• Task objective: Omit all images. Write out the rest of the material exactly.

• Supplied material:

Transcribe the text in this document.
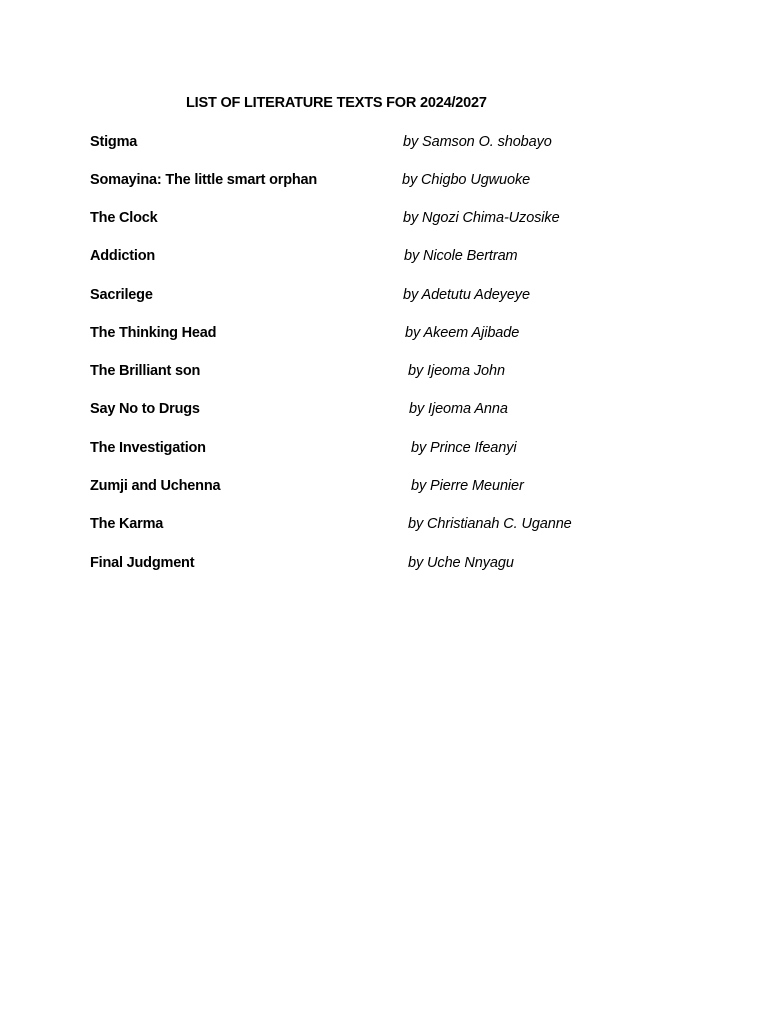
LIST OF LITERATURE TEXTS FOR 2024/2027
Stigma	by Samson O. shobayo
Somayina: The little smart orphan	by Chigbo Ugwuoke
The Clock	by Ngozi Chima-Uzosike
Addiction	by Nicole Bertram
Sacrilege	by Adetutu Adeyeye
The Thinking Head	by Akeem Ajibade
The Brilliant son	by Ijeoma John
Say No to Drugs	by Ijeoma Anna
The Investigation	by Prince Ifeanyi
Zumji and Uchenna	by Pierre Meunier
The Karma	by Christianah C. Uganne
Final Judgment	by Uche Nnyagu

• Solved problem:
Transcribe the text in this document.
LIST OF LITERATURE TEXTS FOR 2024/2027
Stigma	by Samson O. shobayo
Somayina: The little smart orphan	by Chigbo Ugwuoke
The Clock	by Ngozi Chima-Uzosike
Addiction	by Nicole Bertram
Sacrilege	by Adetutu Adeyeye
The Thinking Head	by Akeem Ajibade
The Brilliant son	by Ijeoma John
Say No to Drugs	by Ijeoma Anna
The Investigation	by Prince Ifeanyi
Zumji and Uchenna	by Pierre Meunier
The Karma	by Christianah C. Uganne
Final Judgment	by Uche Nnyagu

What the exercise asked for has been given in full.